Write out the data again exactly, skipping every picture.

▬▬▬

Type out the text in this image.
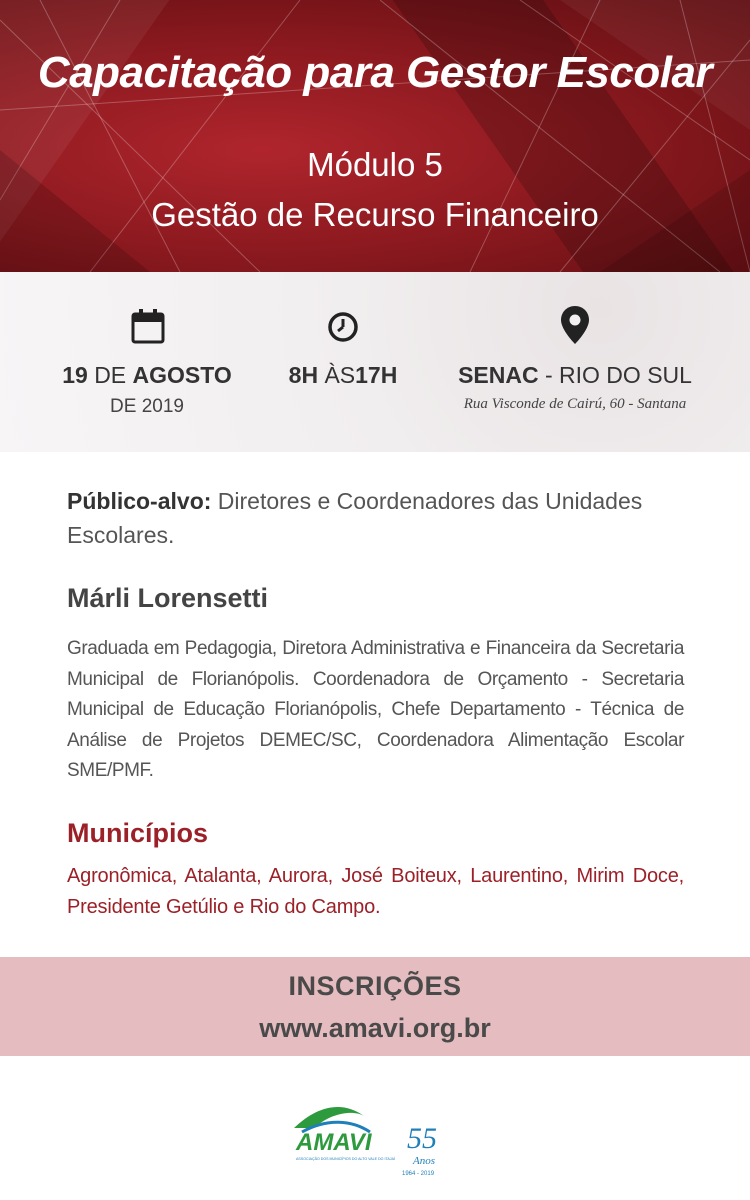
Capacitação para Gestor Escolar
Módulo 5
Gestão de Recurso Financeiro
19 DE AGOSTO
DE 2019
8H ÀS17H	SENAC - RIO DO SUL
Rua Visconde de Cairú, 60 - Santana
Público-alvo: Diretores e Coordenadores das Unidades Escolares.
Márli Lorensetti
Graduada em Pedagogia, Diretora Administrativa e Financeira da Secretaria Municipal de Florianópolis. Coordenadora de Orçamento - Secretaria Municipal de Educação Florianópolis, Chefe Departamento - Técnica de Análise de Projetos DEMEC/SC, Coordenadora Alimentação Escolar SME/PMF.
Municípios
Agronômica, Atalanta, Aurora, José Boiteux, Laurentino, Mirim Doce, Presidente Getúlio e Rio do Campo.
INSCRIÇÕES
www.amavi.org.br
AMAVI 55
Anos
1964 - 2019
ASSOCIAÇÃO DOS MUNICÍPIOS DO ALTO VALE DO ITAJAÍ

▬▬▬

• Task response:
Type out the text in this image.
Capacitação para Gestor Escolar
Módulo 5
Gestão de Recurso Financeiro
19 DE AGOSTO
DE 2019
8H ÀS17H	SENAC - RIO DO SUL
Rua Visconde de Cairú, 60 - Santana
Público-alvo: Diretores e Coordenadores das Unidades Escolares.
Márli Lorensetti
Graduada em Pedagogia, Diretora Administrativa e Financeira da Secretaria Municipal de Florianópolis. Coordenadora de Orçamento - Secretaria Municipal de Educação Florianópolis, Chefe Departamento - Técnica de Análise de Projetos DEMEC/SC, Coordenadora Alimentação Escolar SME/PMF.
Municípios
Agronômica, Atalanta, Aurora, José Boiteux, Laurentino, Mirim Doce, Presidente Getúlio e Rio do Campo.
INSCRIÇÕES
www.amavi.org.br
AMAVI 55
Anos
1964 - 2019
ASSOCIAÇÃO DOS MUNICÍPIOS DO ALTO VALE DO ITAJAÍ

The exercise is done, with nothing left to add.